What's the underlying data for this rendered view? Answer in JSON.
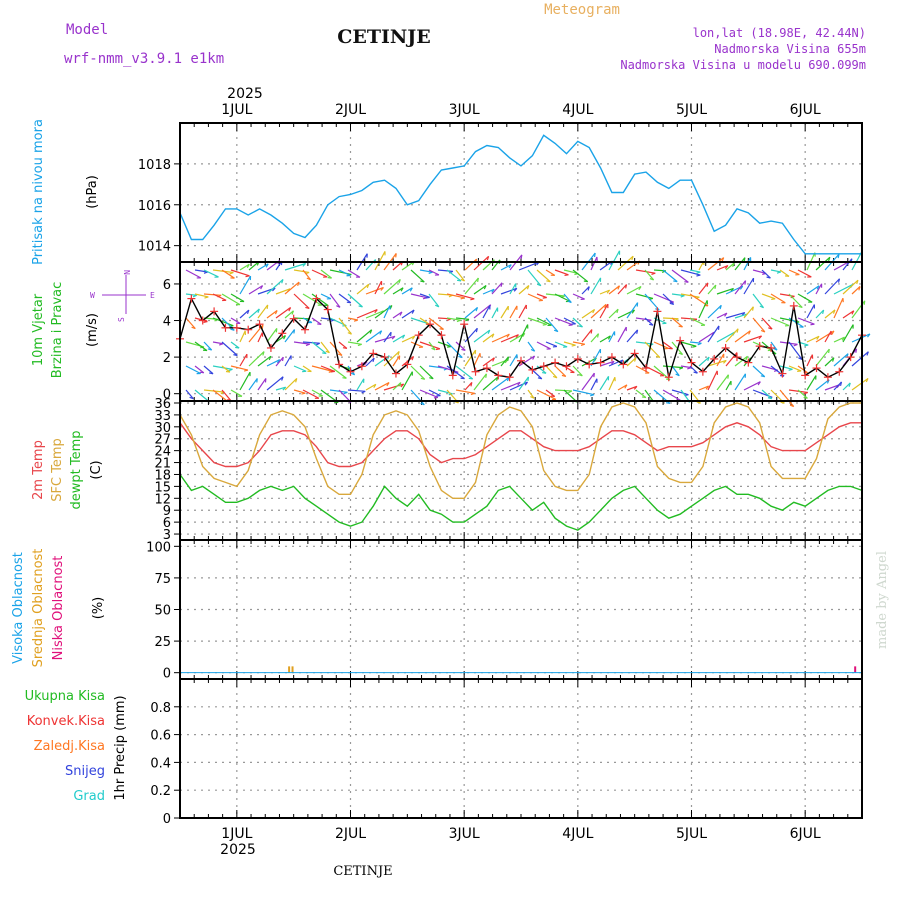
{
  "header": {
    "model_label": "Model",
    "model_name": "wrf-nmm_v3.9.1 e1km",
    "station": "CETINJE",
    "meteogram": "Meteogram",
    "lonlat": "lon,lat (18.98E, 42.44N)",
    "elevation": "Nadmorska Visina 655m",
    "model_elevation": "Nadmorska Visina u modelu 690.099m"
  },
  "footer": {
    "station": "CETINJE",
    "credit": "made by Angel"
  },
  "time_axis": {
    "year": "2025",
    "day_labels": [
      "1JUL",
      "2JUL",
      "3JUL",
      "4JUL",
      "5JUL",
      "6JUL"
    ],
    "day_positions": [
      1,
      2,
      3,
      4,
      5,
      6
    ],
    "range": [
      0.5,
      6.5
    ]
  },
  "panels": {
    "pressure": {
      "title": "Pritisak na nivou mora",
      "unit": "(hPa)"
    },
    "wind": {
      "title1": "10m Vjetar",
      "title2": "Brzina i Pravac",
      "unit": "(m/s)",
      "compass_row1": "N",
      "compass_row2": "W",
      "compass_row3": "E",
      "compass_left": "S"
    },
    "temperature": {
      "title1": "2m Temp",
      "title2": "SFC Temp",
      "title3": "dewpt Temp",
      "unit": "(C)"
    },
    "cloud": {
      "title1": "Visoka Oblacnost",
      "title2": "Srednja Oblacnost",
      "title3": "Niska Oblacnost",
      "unit": "(%)"
    },
    "precip": {
      "legend": [
        "Ukupna Kisa",
        "Konvek.Kisa",
        "Zaledj.Kisa",
        "Snijeg",
        "Grad"
      ],
      "ylabel": "1hr Precip (mm)"
    }
  },
  "colors": {
    "pressure": "#1aa3e8",
    "temp2m": "#e8464b",
    "sfc": "#d9a83c",
    "dew": "#22bb22",
    "high_cloud": "#1aa3e8",
    "mid_cloud": "#e0a020",
    "low_cloud": "#e0107a",
    "rain": "#22bb22",
    "conv": "#ee3333",
    "frz": "#ff7722",
    "snow": "#3344dd",
    "hail": "#22cccc",
    "header_purple": "#9933cc",
    "header_orange": "#e8b060"
  },
  "chart_data": [
    {
      "type": "line",
      "panel": "pressure",
      "title": "Pritisak na nivou mora",
      "ylabel": "(hPa)",
      "ylim": [
        1013.2,
        1020.0
      ],
      "yticks": [
        1014,
        1016,
        1018
      ],
      "grid": true,
      "series": [
        {
          "x": [
            0.5,
            0.6,
            0.7,
            0.8,
            0.9,
            1.0,
            1.1,
            1.2,
            1.3,
            1.4,
            1.5,
            1.6,
            1.7,
            1.8,
            1.9,
            2.0,
            2.1,
            2.2,
            2.3,
            2.4,
            2.5,
            2.6,
            2.7,
            2.8,
            2.9,
            3.0,
            3.1,
            3.2,
            3.3,
            3.4,
            3.5,
            3.6,
            3.7,
            3.8,
            3.9,
            4.0,
            4.1,
            4.2,
            4.3,
            4.4,
            4.5,
            4.6,
            4.7,
            4.8,
            4.9,
            5.0,
            5.1,
            5.2,
            5.3,
            5.4,
            5.5,
            5.6,
            5.7,
            5.8,
            5.9,
            6.0,
            6.1,
            6.2,
            6.3,
            6.4,
            6.5
          ],
          "values": [
            1015.6,
            1014.3,
            1014.3,
            1015.0,
            1015.8,
            1015.8,
            1015.5,
            1015.8,
            1015.5,
            1015.1,
            1014.6,
            1014.4,
            1015.0,
            1016.0,
            1016.4,
            1016.5,
            1016.7,
            1017.1,
            1017.2,
            1016.8,
            1016.0,
            1016.2,
            1017.0,
            1017.7,
            1017.8,
            1017.9,
            1018.6,
            1018.9,
            1018.8,
            1018.3,
            1017.9,
            1018.4,
            1019.4,
            1019.0,
            1018.5,
            1019.1,
            1018.8,
            1017.8,
            1016.6,
            1016.6,
            1017.5,
            1017.6,
            1017.1,
            1016.8,
            1017.2,
            1017.2,
            1016.0,
            1014.7,
            1015.0,
            1015.8,
            1015.6,
            1015.1,
            1015.2,
            1015.1,
            1014.3,
            1013.6,
            1013.6,
            1013.6,
            1013.6,
            1013.6,
            1013.6
          ]
        }
      ]
    },
    {
      "type": "line",
      "panel": "wind",
      "title": "10m Vjetar Brzina i Pravac",
      "ylabel": "(m/s)",
      "ylim": [
        -0.4,
        7.2
      ],
      "yticks": [
        0,
        2,
        4,
        6
      ],
      "grid": true,
      "series": [
        {
          "name": "wind speed",
          "x": [
            0.5,
            0.6,
            0.7,
            0.8,
            0.9,
            1.0,
            1.1,
            1.2,
            1.3,
            1.4,
            1.5,
            1.6,
            1.7,
            1.8,
            1.9,
            2.0,
            2.1,
            2.2,
            2.3,
            2.4,
            2.5,
            2.6,
            2.7,
            2.8,
            2.9,
            3.0,
            3.1,
            3.2,
            3.3,
            3.4,
            3.5,
            3.6,
            3.7,
            3.8,
            3.9,
            4.0,
            4.1,
            4.2,
            4.3,
            4.4,
            4.5,
            4.6,
            4.7,
            4.8,
            4.9,
            5.0,
            5.1,
            5.2,
            5.3,
            5.4,
            5.5,
            5.6,
            5.7,
            5.8,
            5.9,
            6.0,
            6.1,
            6.2,
            6.3,
            6.4,
            6.5
          ],
          "values": [
            3.0,
            5.2,
            4.0,
            4.5,
            3.6,
            3.6,
            3.5,
            3.8,
            2.5,
            3.3,
            4.1,
            3.5,
            5.2,
            4.6,
            1.6,
            1.2,
            1.5,
            2.2,
            2.0,
            1.1,
            1.6,
            3.2,
            3.8,
            3.2,
            1.0,
            3.8,
            1.2,
            1.4,
            1.0,
            0.9,
            1.8,
            1.3,
            1.5,
            1.7,
            1.5,
            1.9,
            1.6,
            1.7,
            2.0,
            1.6,
            2.2,
            1.4,
            4.5,
            0.9,
            2.9,
            1.7,
            1.2,
            1.9,
            2.5,
            2.0,
            1.7,
            2.6,
            2.5,
            1.1,
            4.8,
            1.0,
            1.4,
            0.9,
            1.2,
            2.0,
            3.2
          ]
        }
      ]
    },
    {
      "type": "line",
      "panel": "temperature",
      "title": "2m Temp / SFC Temp / dewpt Temp",
      "ylabel": "(C)",
      "ylim": [
        1.5,
        36.5
      ],
      "yticks": [
        3,
        6,
        9,
        12,
        15,
        18,
        21,
        24,
        27,
        30,
        33,
        36
      ],
      "grid": true,
      "series": [
        {
          "name": "2m Temp",
          "x": [
            0.5,
            0.6,
            0.7,
            0.8,
            0.9,
            1.0,
            1.1,
            1.2,
            1.3,
            1.4,
            1.5,
            1.6,
            1.7,
            1.8,
            1.9,
            2.0,
            2.1,
            2.2,
            2.3,
            2.4,
            2.5,
            2.6,
            2.7,
            2.8,
            2.9,
            3.0,
            3.1,
            3.2,
            3.3,
            3.4,
            3.5,
            3.6,
            3.7,
            3.8,
            3.9,
            4.0,
            4.1,
            4.2,
            4.3,
            4.4,
            4.5,
            4.6,
            4.7,
            4.8,
            4.9,
            5.0,
            5.1,
            5.2,
            5.3,
            5.4,
            5.5,
            5.6,
            5.7,
            5.8,
            5.9,
            6.0,
            6.1,
            6.2,
            6.3,
            6.4,
            6.5
          ],
          "values": [
            31,
            27,
            24,
            21,
            20,
            20,
            21,
            24,
            28,
            29,
            29,
            28,
            25,
            21,
            20,
            20,
            21,
            24,
            27,
            29,
            29,
            27,
            23,
            21,
            22,
            22,
            23,
            25,
            27,
            29,
            29,
            27,
            25,
            24,
            24,
            24,
            25,
            27,
            29,
            29,
            28,
            26,
            24,
            25,
            25,
            25,
            26,
            28,
            30,
            31,
            30,
            28,
            25,
            24,
            24,
            24,
            26,
            28,
            30,
            31,
            31
          ]
        },
        {
          "name": "SFC Temp",
          "x": [
            0.5,
            0.6,
            0.7,
            0.8,
            0.9,
            1.0,
            1.1,
            1.2,
            1.3,
            1.4,
            1.5,
            1.6,
            1.7,
            1.8,
            1.9,
            2.0,
            2.1,
            2.2,
            2.3,
            2.4,
            2.5,
            2.6,
            2.7,
            2.8,
            2.9,
            3.0,
            3.1,
            3.2,
            3.3,
            3.4,
            3.5,
            3.6,
            3.7,
            3.8,
            3.9,
            4.0,
            4.1,
            4.2,
            4.3,
            4.4,
            4.5,
            4.6,
            4.7,
            4.8,
            4.9,
            5.0,
            5.1,
            5.2,
            5.3,
            5.4,
            5.5,
            5.6,
            5.7,
            5.8,
            5.9,
            6.0,
            6.1,
            6.2,
            6.3,
            6.4,
            6.5
          ],
          "values": [
            33,
            28,
            20,
            17,
            16,
            15,
            19,
            28,
            33,
            34,
            33,
            30,
            22,
            15,
            13,
            13,
            18,
            28,
            33,
            34,
            33,
            29,
            20,
            14,
            12,
            12,
            16,
            28,
            33,
            35,
            34,
            30,
            19,
            15,
            14,
            14,
            18,
            30,
            35,
            36,
            35,
            31,
            20,
            17,
            16,
            16,
            20,
            31,
            35,
            36,
            35,
            31,
            20,
            17,
            17,
            17,
            22,
            32,
            35,
            36,
            36
          ]
        },
        {
          "name": "dewpt Temp",
          "x": [
            0.5,
            0.6,
            0.7,
            0.8,
            0.9,
            1.0,
            1.1,
            1.2,
            1.3,
            1.4,
            1.5,
            1.6,
            1.7,
            1.8,
            1.9,
            2.0,
            2.1,
            2.2,
            2.3,
            2.4,
            2.5,
            2.6,
            2.7,
            2.8,
            2.9,
            3.0,
            3.1,
            3.2,
            3.3,
            3.4,
            3.5,
            3.6,
            3.7,
            3.8,
            3.9,
            4.0,
            4.1,
            4.2,
            4.3,
            4.4,
            4.5,
            4.6,
            4.7,
            4.8,
            4.9,
            5.0,
            5.1,
            5.2,
            5.3,
            5.4,
            5.5,
            5.6,
            5.7,
            5.8,
            5.9,
            6.0,
            6.1,
            6.2,
            6.3,
            6.4,
            6.5
          ],
          "values": [
            18,
            14,
            15,
            13,
            11,
            11,
            12,
            14,
            15,
            14,
            15,
            12,
            10,
            8,
            6,
            5,
            6,
            10,
            15,
            12,
            10,
            13,
            9,
            8,
            6,
            6,
            8,
            10,
            14,
            15,
            12,
            9,
            11,
            7,
            5,
            4,
            6,
            9,
            12,
            14,
            15,
            12,
            9,
            7,
            8,
            10,
            12,
            14,
            15,
            13,
            13,
            12,
            10,
            9,
            11,
            10,
            12,
            14,
            15,
            15,
            14
          ]
        }
      ]
    },
    {
      "type": "bar",
      "panel": "cloud",
      "title": "Visoka / Srednja / Niska Oblacnost",
      "ylabel": "(%)",
      "ylim": [
        -5,
        105
      ],
      "yticks": [
        0,
        25,
        50,
        75,
        100
      ],
      "grid": true,
      "series": [
        {
          "name": "Srednja Oblacnost",
          "x": [
            1.46,
            1.49
          ],
          "values": [
            5,
            5
          ]
        },
        {
          "name": "Niska Oblacnost",
          "x": [
            6.44
          ],
          "values": [
            5
          ]
        }
      ]
    },
    {
      "type": "bar",
      "panel": "precip",
      "title": "1hr Precip",
      "ylabel": "1hr Precip (mm)",
      "ylim": [
        0,
        1.0
      ],
      "yticks": [
        0,
        0.2,
        0.4,
        0.6,
        0.8
      ],
      "grid": true,
      "series": [
        {
          "name": "Ukupna Kisa",
          "x": [],
          "values": []
        }
      ]
    }
  ]
}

# # # # # # #

WORK TO BE COMPLETED: Only the number is required: the count of lines containing the word "Oblacnost".

EXPECTED ANSWER: 6